Copy each of the entries below faithfully, setting aside any pictures.

^^^^

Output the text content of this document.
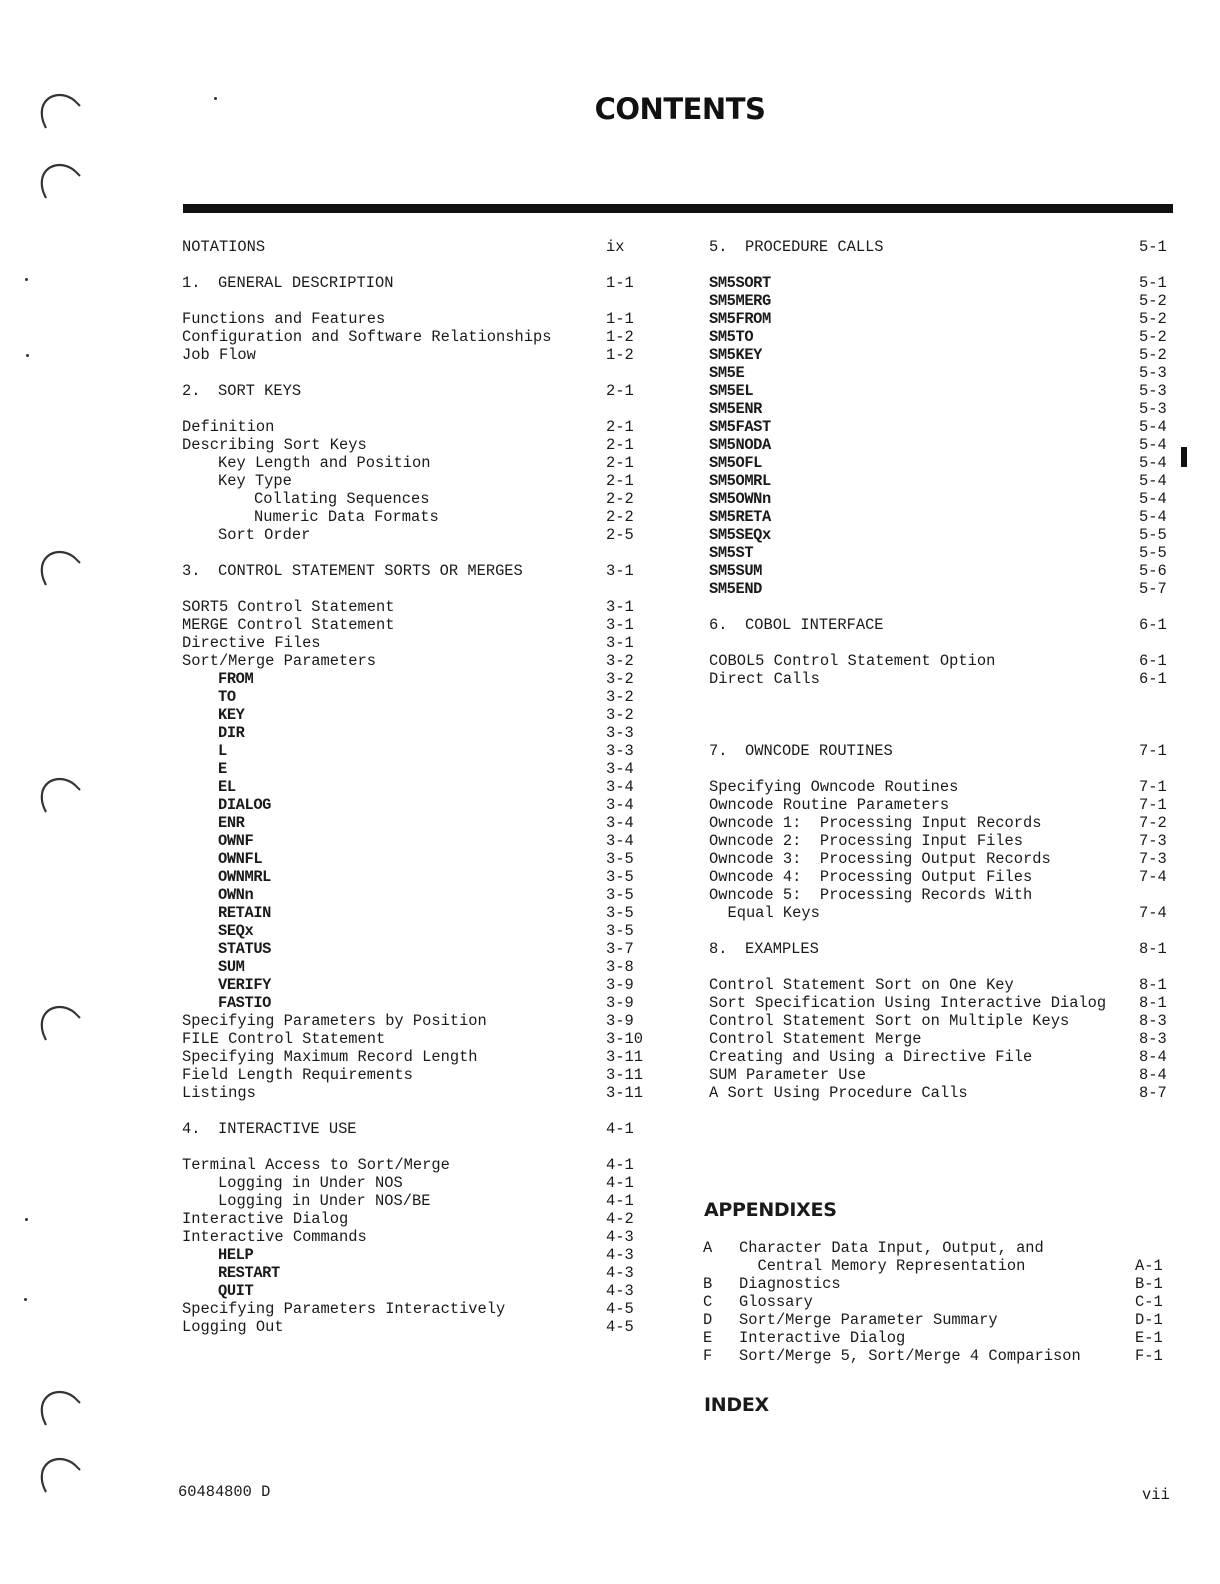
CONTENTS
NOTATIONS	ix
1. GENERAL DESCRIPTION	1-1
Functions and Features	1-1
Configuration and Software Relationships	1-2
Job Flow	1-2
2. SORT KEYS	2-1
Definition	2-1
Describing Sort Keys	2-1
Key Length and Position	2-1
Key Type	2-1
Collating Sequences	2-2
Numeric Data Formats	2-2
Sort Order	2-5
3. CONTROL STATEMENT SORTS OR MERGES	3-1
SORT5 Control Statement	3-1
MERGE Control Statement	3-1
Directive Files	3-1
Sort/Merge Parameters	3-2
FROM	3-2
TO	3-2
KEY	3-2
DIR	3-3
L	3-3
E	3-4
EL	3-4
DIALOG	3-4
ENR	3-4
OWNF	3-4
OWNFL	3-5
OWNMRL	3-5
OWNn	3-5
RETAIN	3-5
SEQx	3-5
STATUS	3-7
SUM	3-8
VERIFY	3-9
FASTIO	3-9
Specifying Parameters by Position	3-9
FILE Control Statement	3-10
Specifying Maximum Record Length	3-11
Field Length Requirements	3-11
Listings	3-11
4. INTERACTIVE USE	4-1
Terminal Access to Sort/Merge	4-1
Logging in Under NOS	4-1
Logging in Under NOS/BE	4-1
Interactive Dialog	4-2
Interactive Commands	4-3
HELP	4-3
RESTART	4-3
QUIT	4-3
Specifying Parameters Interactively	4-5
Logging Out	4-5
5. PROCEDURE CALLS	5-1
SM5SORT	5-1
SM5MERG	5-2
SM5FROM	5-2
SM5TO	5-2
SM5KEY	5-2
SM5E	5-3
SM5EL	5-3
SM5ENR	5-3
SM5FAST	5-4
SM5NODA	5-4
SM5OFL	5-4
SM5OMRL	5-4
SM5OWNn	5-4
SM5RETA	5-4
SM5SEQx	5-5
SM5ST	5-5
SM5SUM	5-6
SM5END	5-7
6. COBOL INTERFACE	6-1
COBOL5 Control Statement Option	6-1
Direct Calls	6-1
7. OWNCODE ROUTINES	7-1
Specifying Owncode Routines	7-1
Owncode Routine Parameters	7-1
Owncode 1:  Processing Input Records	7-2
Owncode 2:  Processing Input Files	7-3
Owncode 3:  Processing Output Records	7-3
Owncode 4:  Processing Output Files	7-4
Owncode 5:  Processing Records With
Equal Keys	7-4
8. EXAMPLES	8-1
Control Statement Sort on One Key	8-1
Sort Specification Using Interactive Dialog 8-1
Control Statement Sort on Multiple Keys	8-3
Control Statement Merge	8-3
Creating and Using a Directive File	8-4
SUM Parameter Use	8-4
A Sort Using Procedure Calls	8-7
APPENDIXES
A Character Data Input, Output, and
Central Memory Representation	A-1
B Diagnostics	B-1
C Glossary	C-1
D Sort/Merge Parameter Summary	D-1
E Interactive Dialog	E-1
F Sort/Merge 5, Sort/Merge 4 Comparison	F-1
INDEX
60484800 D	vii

^^^^

ANSWER TO THIS PROBLEM:
Output the text content of this document.
CONTENTS
NOTATIONS	ix
1. GENERAL DESCRIPTION	1-1
Functions and Features	1-1
Configuration and Software Relationships	1-2
Job Flow	1-2
2. SORT KEYS	2-1
Definition	2-1
Describing Sort Keys	2-1
Key Length and Position	2-1
Key Type	2-1
Collating Sequences	2-2
Numeric Data Formats	2-2
Sort Order	2-5
3. CONTROL STATEMENT SORTS OR MERGES	3-1
SORT5 Control Statement	3-1
MERGE Control Statement	3-1
Directive Files	3-1
Sort/Merge Parameters	3-2
FROM	3-2
TO	3-2
KEY	3-2
DIR	3-3
L	3-3
E	3-4
EL	3-4
DIALOG	3-4
ENR	3-4
OWNF	3-4
OWNFL	3-5
OWNMRL	3-5
OWNn	3-5
RETAIN	3-5
SEQx	3-5
STATUS	3-7
SUM	3-8
VERIFY	3-9
FASTIO	3-9
Specifying Parameters by Position	3-9
FILE Control Statement	3-10
Specifying Maximum Record Length	3-11
Field Length Requirements	3-11
Listings	3-11
4. INTERACTIVE USE	4-1
Terminal Access to Sort/Merge	4-1
Logging in Under NOS	4-1
Logging in Under NOS/BE	4-1
Interactive Dialog	4-2
Interactive Commands	4-3
HELP	4-3
RESTART	4-3
QUIT	4-3
Specifying Parameters Interactively	4-5
Logging Out	4-5
5. PROCEDURE CALLS	5-1
SM5SORT	5-1
SM5MERG	5-2
SM5FROM	5-2
SM5TO	5-2
SM5KEY	5-2
SM5E	5-3
SM5EL	5-3
SM5ENR	5-3
SM5FAST	5-4
SM5NODA	5-4
SM5OFL	5-4
SM5OMRL	5-4
SM5OWNn	5-4
SM5RETA	5-4
SM5SEQx	5-5
SM5ST	5-5
SM5SUM	5-6
SM5END	5-7
6. COBOL INTERFACE	6-1
COBOL5 Control Statement Option	6-1
Direct Calls	6-1
7. OWNCODE ROUTINES	7-1
Specifying Owncode Routines	7-1
Owncode Routine Parameters	7-1
Owncode 1:  Processing Input Records	7-2
Owncode 2:  Processing Input Files	7-3
Owncode 3:  Processing Output Records	7-3
Owncode 4:  Processing Output Files	7-4
Owncode 5:  Processing Records With
Equal Keys	7-4
8. EXAMPLES	8-1
Control Statement Sort on One Key	8-1
Sort Specification Using Interactive Dialog 8-1
Control Statement Sort on Multiple Keys	8-3
Control Statement Merge	8-3
Creating and Using a Directive File	8-4
SUM Parameter Use	8-4
A Sort Using Procedure Calls	8-7
APPENDIXES
A Character Data Input, Output, and
Central Memory Representation	A-1
B Diagnostics	B-1
C Glossary	C-1
D Sort/Merge Parameter Summary	D-1
E Interactive Dialog	E-1
F Sort/Merge 5, Sort/Merge 4 Comparison	F-1
INDEX
60484800 D	vii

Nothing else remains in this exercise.